Supplied material:

════════

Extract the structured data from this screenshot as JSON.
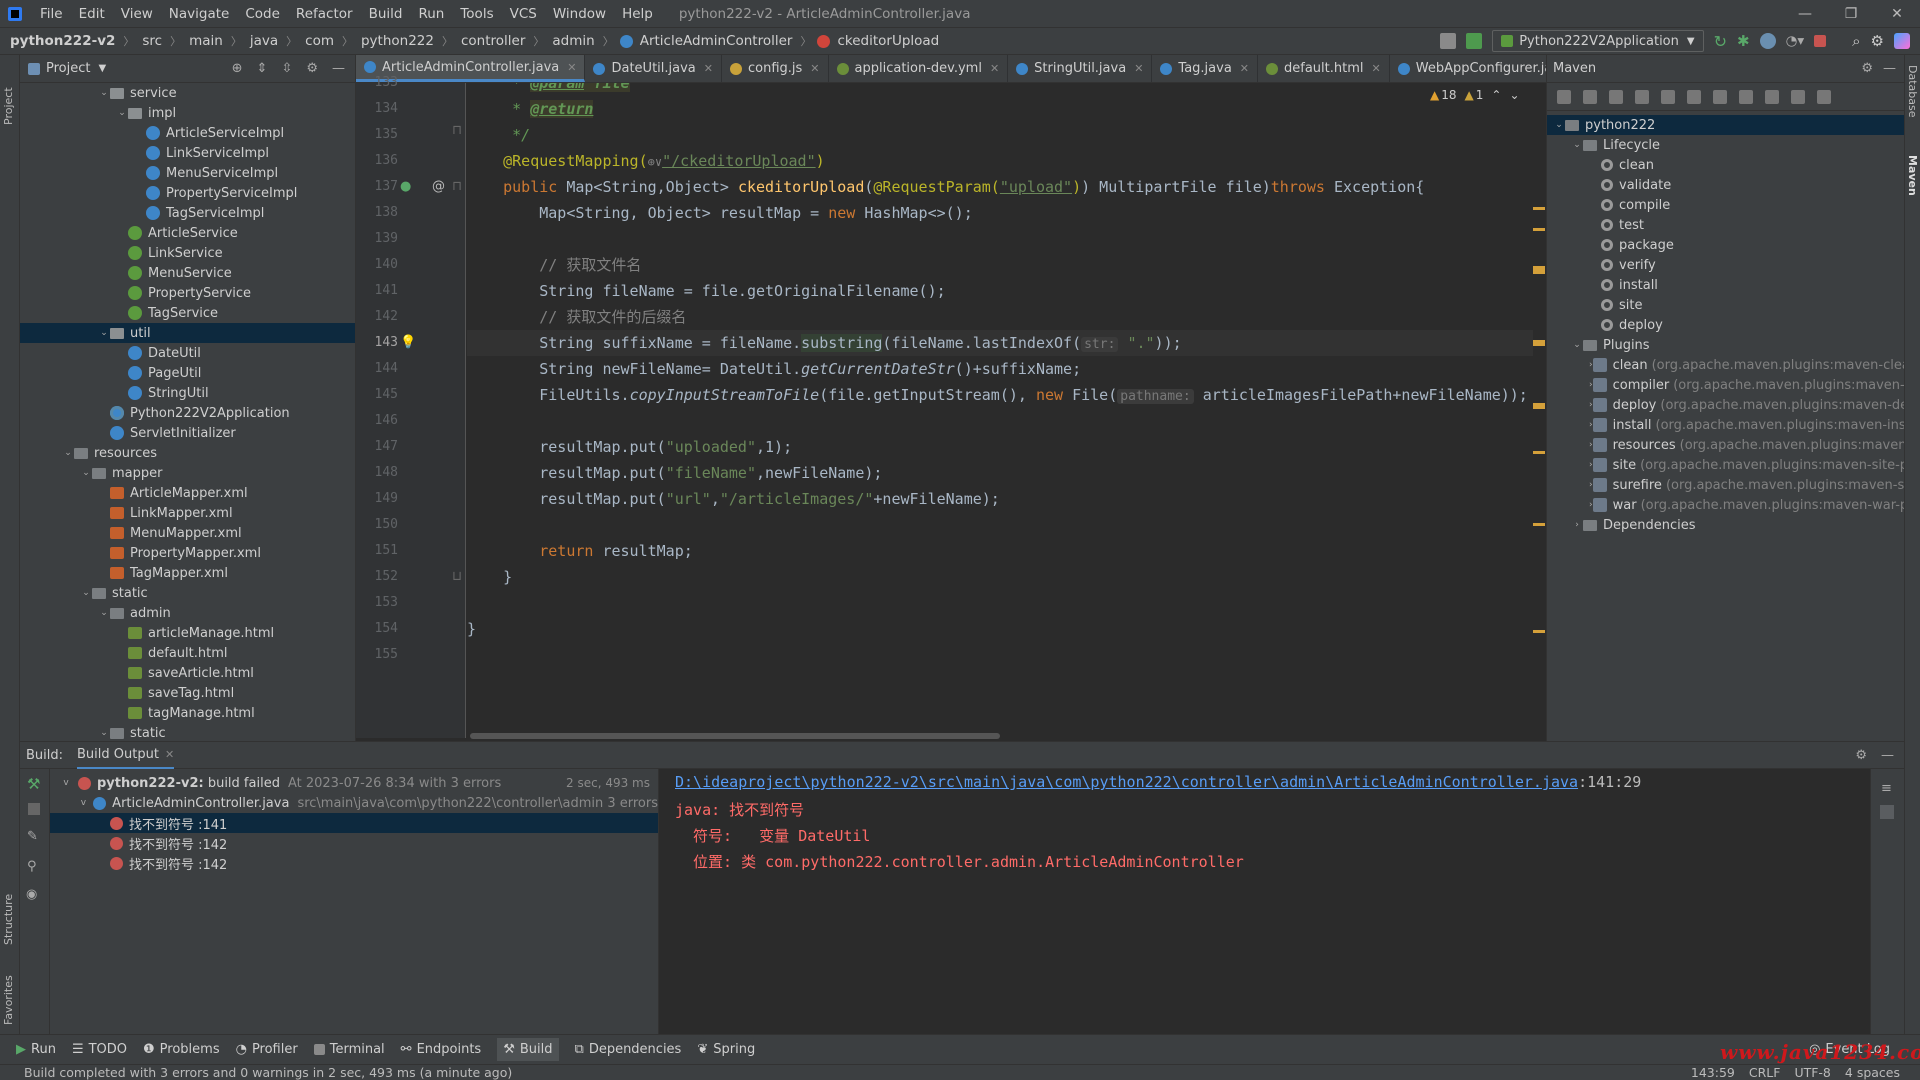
{
  "menu": {
    "items": [
      "File",
      "Edit",
      "View",
      "Navigate",
      "Code",
      "Refactor",
      "Build",
      "Run",
      "Tools",
      "VCS",
      "Window",
      "Help"
    ],
    "window_title": "python222-v2 - ArticleAdminController.java"
  },
  "breadcrumb": [
    "python222-v2",
    "src",
    "main",
    "java",
    "com",
    "python222",
    "controller",
    "admin",
    "ArticleAdminController",
    "ckeditorUpload"
  ],
  "run_config": "Python222V2Application",
  "project": {
    "title": "Project",
    "tree": [
      {
        "label": "service",
        "type": "pkg",
        "depth": 5,
        "arrow": "v"
      },
      {
        "label": "impl",
        "type": "pkg",
        "depth": 6,
        "arrow": "v"
      },
      {
        "label": "ArticleServiceImpl",
        "type": "cls",
        "depth": 7
      },
      {
        "label": "LinkServiceImpl",
        "type": "cls",
        "depth": 7
      },
      {
        "label": "MenuServiceImpl",
        "type": "cls",
        "depth": 7
      },
      {
        "label": "PropertyServiceImpl",
        "type": "cls",
        "depth": 7
      },
      {
        "label": "TagServiceImpl",
        "type": "cls",
        "depth": 7
      },
      {
        "label": "ArticleService",
        "type": "intf",
        "depth": 6
      },
      {
        "label": "LinkService",
        "type": "intf",
        "depth": 6
      },
      {
        "label": "MenuService",
        "type": "intf",
        "depth": 6
      },
      {
        "label": "PropertyService",
        "type": "intf",
        "depth": 6
      },
      {
        "label": "TagService",
        "type": "intf",
        "depth": 6
      },
      {
        "label": "util",
        "type": "pkg",
        "depth": 5,
        "arrow": "v",
        "selected": true
      },
      {
        "label": "DateUtil",
        "type": "cls",
        "depth": 6
      },
      {
        "label": "PageUtil",
        "type": "cls",
        "depth": 6
      },
      {
        "label": "StringUtil",
        "type": "cls",
        "depth": 6
      },
      {
        "label": "Python222V2Application",
        "type": "app",
        "depth": 5
      },
      {
        "label": "ServletInitializer",
        "type": "cls",
        "depth": 5
      },
      {
        "label": "resources",
        "type": "folder",
        "depth": 3,
        "arrow": "v"
      },
      {
        "label": "mapper",
        "type": "folder",
        "depth": 4,
        "arrow": "v"
      },
      {
        "label": "ArticleMapper.xml",
        "type": "xml",
        "depth": 5
      },
      {
        "label": "LinkMapper.xml",
        "type": "xml",
        "depth": 5
      },
      {
        "label": "MenuMapper.xml",
        "type": "xml",
        "depth": 5
      },
      {
        "label": "PropertyMapper.xml",
        "type": "xml",
        "depth": 5
      },
      {
        "label": "TagMapper.xml",
        "type": "xml",
        "depth": 5
      },
      {
        "label": "static",
        "type": "folder",
        "depth": 4,
        "arrow": "v"
      },
      {
        "label": "admin",
        "type": "folder",
        "depth": 5,
        "arrow": "v"
      },
      {
        "label": "articleManage.html",
        "type": "html",
        "depth": 6
      },
      {
        "label": "default.html",
        "type": "html",
        "depth": 6
      },
      {
        "label": "saveArticle.html",
        "type": "html",
        "depth": 6
      },
      {
        "label": "saveTag.html",
        "type": "html",
        "depth": 6
      },
      {
        "label": "tagManage.html",
        "type": "html",
        "depth": 6
      },
      {
        "label": "static",
        "type": "folder",
        "depth": 5,
        "arrow": "v"
      }
    ]
  },
  "tabs": [
    {
      "label": "ArticleAdminController.java",
      "active": true,
      "color": "#3e86c8"
    },
    {
      "label": "DateUtil.java",
      "color": "#3e86c8"
    },
    {
      "label": "config.js",
      "color": "#c9a23a"
    },
    {
      "label": "application-dev.yml",
      "color": "#6b8e3a"
    },
    {
      "label": "StringUtil.java",
      "color": "#3e86c8"
    },
    {
      "label": "Tag.java",
      "color": "#3e86c8"
    },
    {
      "label": "default.html",
      "color": "#6b8e3a"
    },
    {
      "label": "WebAppConfigurer.java",
      "color": "#3e86c8"
    }
  ],
  "editor": {
    "line_numbers": [
      "133",
      "134",
      "135",
      "136",
      "137",
      "138",
      "139",
      "140",
      "141",
      "142",
      "143",
      "144",
      "145",
      "146",
      "147",
      "148",
      "149",
      "150",
      "151",
      "152",
      "153",
      "154",
      "155"
    ],
    "inspection_warnings": "18",
    "inspection_weak": "1",
    "code": {
      "l133_star": "     * ",
      "l133_tag": "@param",
      "l133_name": " file",
      "l134_star": "     * ",
      "l134_tag": "@return",
      "l135": "     */",
      "l136_an": "    @RequestMapping(",
      "l136_icon": "⊕∨",
      "l136_str": "\"/ckeditorUpload\"",
      "l136_end": ")",
      "l137_kw": "    public ",
      "l137_t": "Map<String,Object> ",
      "l137_fn": "ckeditorUpload",
      "l137_p1": "(",
      "l137_an": "@RequestParam(",
      "l137_str": "\"upload\"",
      "l137_p2": ") MultipartFile file)",
      "l137_kw2": "throws ",
      "l137_end": "Exception{",
      "l138_a": "        Map<String, Object> resultMap = ",
      "l138_kw": "new ",
      "l138_b": "HashMap<>();",
      "l140": "        // 获取文件名",
      "l141": "        String fileName = file.getOriginalFilename();",
      "l142": "        // 获取文件的后缀名",
      "l143_a": "        String suffixName = fileName.",
      "l143_hl": "substring",
      "l143_b": "(fileName.lastIndexOf(",
      "l143_hint": "str:",
      "l143_str": " \".\"",
      "l143_c": "));",
      "l144_a": "        String newFileName= DateUtil.",
      "l144_it": "getCurrentDateStr",
      "l144_b": "()+suffixName;",
      "l145_a": "        FileUtils.",
      "l145_it": "copyInputStreamToFile",
      "l145_b": "(file.getInputStream(), ",
      "l145_kw": "new ",
      "l145_c": "File(",
      "l145_hint": "pathname:",
      "l145_d": " articleImagesFilePath+newFileName));",
      "l147_a": "        resultMap.put(",
      "l147_str": "\"uploaded\"",
      "l147_b": ",1);",
      "l148_a": "        resultMap.put(",
      "l148_str": "\"fileName\"",
      "l148_b": ",newFileName);",
      "l149_a": "        resultMap.put(",
      "l149_str": "\"url\"",
      "l149_b": ",",
      "l149_str2": "\"/articleImages/\"",
      "l149_c": "+newFileName);",
      "l151_kw": "        return ",
      "l151_b": "resultMap;",
      "l152": "    }",
      "l154": "}"
    }
  },
  "maven": {
    "title": "Maven",
    "project": "python222",
    "lifecycle_label": "Lifecycle",
    "lifecycle": [
      "clean",
      "validate",
      "compile",
      "test",
      "package",
      "verify",
      "install",
      "site",
      "deploy"
    ],
    "plugins_label": "Plugins",
    "plugins": [
      {
        "name": "clean",
        "detail": "(org.apache.maven.plugins:maven-clean-p"
      },
      {
        "name": "compiler",
        "detail": "(org.apache.maven.plugins:maven-com"
      },
      {
        "name": "deploy",
        "detail": "(org.apache.maven.plugins:maven-depl"
      },
      {
        "name": "install",
        "detail": "(org.apache.maven.plugins:maven-install"
      },
      {
        "name": "resources",
        "detail": "(org.apache.maven.plugins:maven-re"
      },
      {
        "name": "site",
        "detail": "(org.apache.maven.plugins:maven-site-plug"
      },
      {
        "name": "surefire",
        "detail": "(org.apache.maven.plugins:maven-sure"
      },
      {
        "name": "war",
        "detail": "(org.apache.maven.plugins:maven-war-plu"
      }
    ],
    "dependencies_label": "Dependencies"
  },
  "build": {
    "label": "Build:",
    "tab": "Build Output",
    "root": "python222-v2:",
    "root_status": "build failed",
    "root_when": "At 2023-07-26 8:34 with 3 errors",
    "root_time": "2 sec, 493 ms",
    "file": "ArticleAdminController.java",
    "file_path": "src\\main\\java\\com\\python222\\controller\\admin 3 errors",
    "errors": [
      "找不到符号 :141",
      "找不到符号 :142",
      "找不到符号 :142"
    ],
    "output_link": "D:\\ideaproject\\python222-v2\\src\\main\\java\\com\\python222\\controller\\admin\\ArticleAdminController.java",
    "output_pos": ":141:29",
    "output_lines": [
      "java: 找不到符号",
      "  符号:   变量 DateUtil",
      "  位置: 类 com.python222.controller.admin.ArticleAdminController"
    ]
  },
  "toolwindows": [
    "Run",
    "TODO",
    "Problems",
    "Profiler",
    "Terminal",
    "Endpoints",
    "Build",
    "Dependencies",
    "Spring"
  ],
  "event_log": "Event Log",
  "status": {
    "message": "Build completed with 3 errors and 0 warnings in 2 sec, 493 ms (a minute ago)",
    "position": "143:59",
    "line_sep": "CRLF",
    "encoding": "UTF-8",
    "indent": "4 spaces"
  },
  "side_labels": {
    "project": "Project",
    "structure": "Structure",
    "favorites": "Favorites",
    "database": "Database",
    "maven": "Maven"
  },
  "watermark": "www.java1234.com"
}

════════

What to work on: Scan the data above; copy every line where "errors" appears.

Correct answer:
    "root_when": "At 2023-07-26 8:34 with 3 errors",
    "file_path": "src\\main\\java\\com\\python222\\controller\\admin 3 errors",
    "errors": [
    "message": "Build completed with 3 errors and 0 warnings in 2 sec, 493 ms (a minute ago)",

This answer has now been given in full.